• **Material provided**:
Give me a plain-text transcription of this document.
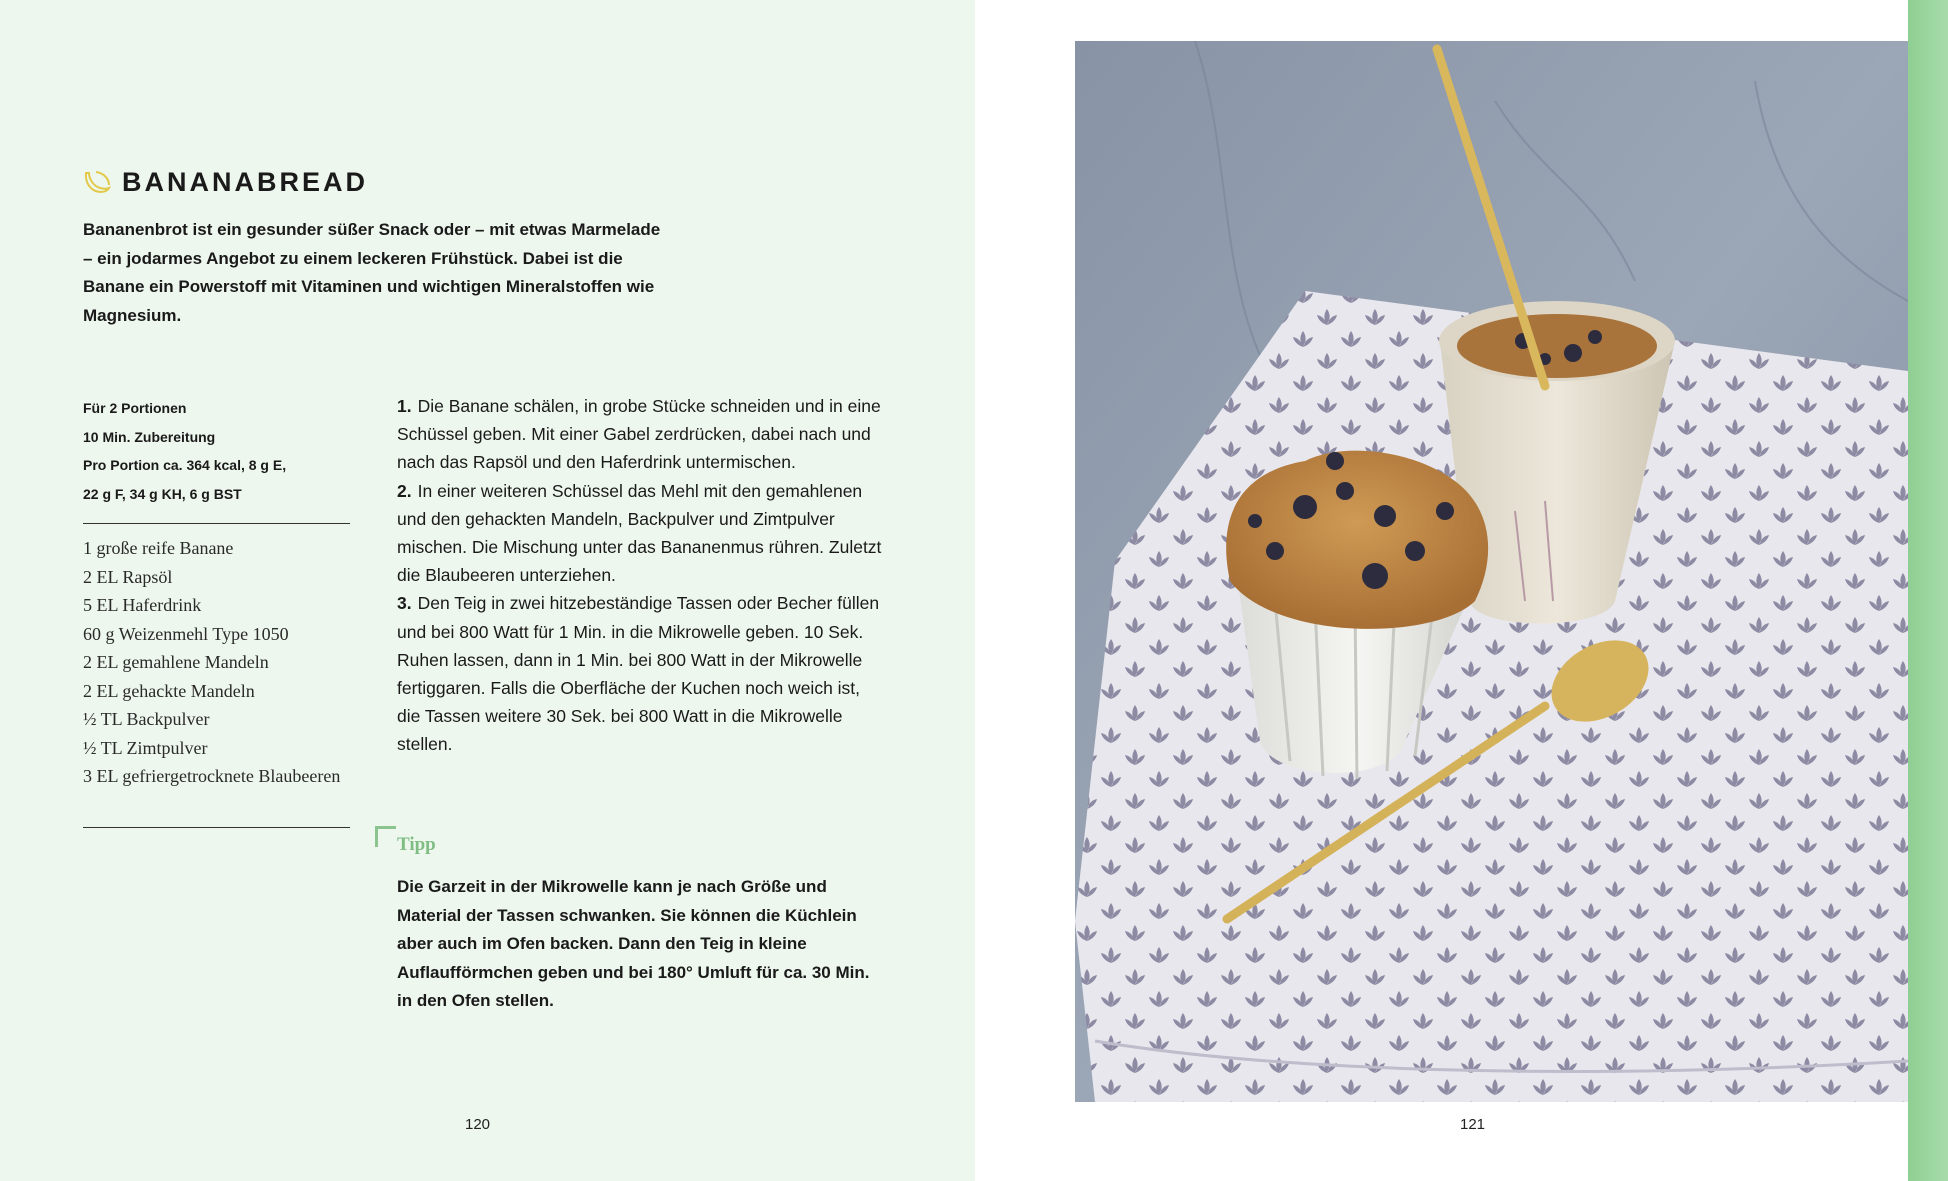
BANANABREAD
Bananenbrot ist ein gesunder süßer Snack oder – mit etwas Marmelade – ein jodarmes Angebot zu einem leckeren Frühstück. Dabei ist die Banane ein Powerstoff mit Vitaminen und wichtigen Mineralstoffen wie Magnesium.
Für 2 Portionen
10 Min. Zubereitung
Pro Portion ca. 364 kcal, 8 g E,
22 g F, 34 g KH, 6 g BST
1 große reife Banane
2 EL Rapsöl
5 EL Haferdrink
60 g Weizenmehl Type 1050
2 EL gemahlene Mandeln
2 EL gehackte Mandeln
½ TL Backpulver
½ TL Zimtpulver
3 EL gefriergetrocknete Blaubeeren

1. Die Banane schälen, in grobe Stücke schneiden und in eine Schüssel geben. Mit einer Gabel zerdrücken, dabei nach und nach das Rapsöl und den Haferdrink untermischen.

2. In einer weiteren Schüssel das Mehl mit den gemahlenen und den gehackten Mandeln, Backpulver und Zimtpulver mischen. Die Mischung unter das Bananenmus rühren. Zuletzt die Blaubeeren unterziehen.

3. Den Teig in zwei hitzebeständige Tassen oder Becher füllen und bei 800 Watt für 1 Min. in die Mikrowelle geben. 10 Sek. Ruhen lassen, dann in 1 Min. bei 800 Watt in der Mikrowelle fertiggaren. Falls die Oberfläche der Kuchen noch weich ist, die Tassen weitere 30 Sek. bei 800 Watt in die Mikrowelle stellen.

Tipp
Die Garzeit in der Mikrowelle kann je nach Größe und Material der Tassen schwanken. Sie können die Küchlein aber auch im Ofen backen. Dann den Teig in kleine Auflaufförmchen geben und bei 180° Umluft für ca. 30 Min. in den Ofen stellen.
120	121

• **Task instructions**:
Repeat the material above verbatim, with no pictures in the output.

• **Correct output**:
Give me a plain-text transcription of this document.
BANANABREAD
Bananenbrot ist ein gesunder süßer Snack oder – mit etwas Marmelade – ein jodarmes Angebot zu einem leckeren Frühstück. Dabei ist die Banane ein Powerstoff mit Vitaminen und wichtigen Mineralstoffen wie Magnesium.
Für 2 Portionen
10 Min. Zubereitung
Pro Portion ca. 364 kcal, 8 g E,
22 g F, 34 g KH, 6 g BST
1 große reife Banane
2 EL Rapsöl
5 EL Haferdrink
60 g Weizenmehl Type 1050
2 EL gemahlene Mandeln
2 EL gehackte Mandeln
½ TL Backpulver
½ TL Zimtpulver
3 EL gefriergetrocknete Blaubeeren

1. Die Banane schälen, in grobe Stücke schneiden und in eine Schüssel geben. Mit einer Gabel zerdrücken, dabei nach und nach das Rapsöl und den Haferdrink untermischen.

2. In einer weiteren Schüssel das Mehl mit den gemahlenen und den gehackten Mandeln, Backpulver und Zimtpulver mischen. Die Mischung unter das Bananenmus rühren. Zuletzt die Blaubeeren unterziehen.

3. Den Teig in zwei hitzebeständige Tassen oder Becher füllen und bei 800 Watt für 1 Min. in die Mikrowelle geben. 10 Sek. Ruhen lassen, dann in 1 Min. bei 800 Watt in der Mikrowelle fertiggaren. Falls die Oberfläche der Kuchen noch weich ist, die Tassen weitere 30 Sek. bei 800 Watt in die Mikrowelle stellen.

Tipp
Die Garzeit in der Mikrowelle kann je nach Größe und Material der Tassen schwanken. Sie können die Küchlein aber auch im Ofen backen. Dann den Teig in kleine Auflaufförmchen geben und bei 180° Umluft für ca. 30 Min. in den Ofen stellen.
120	121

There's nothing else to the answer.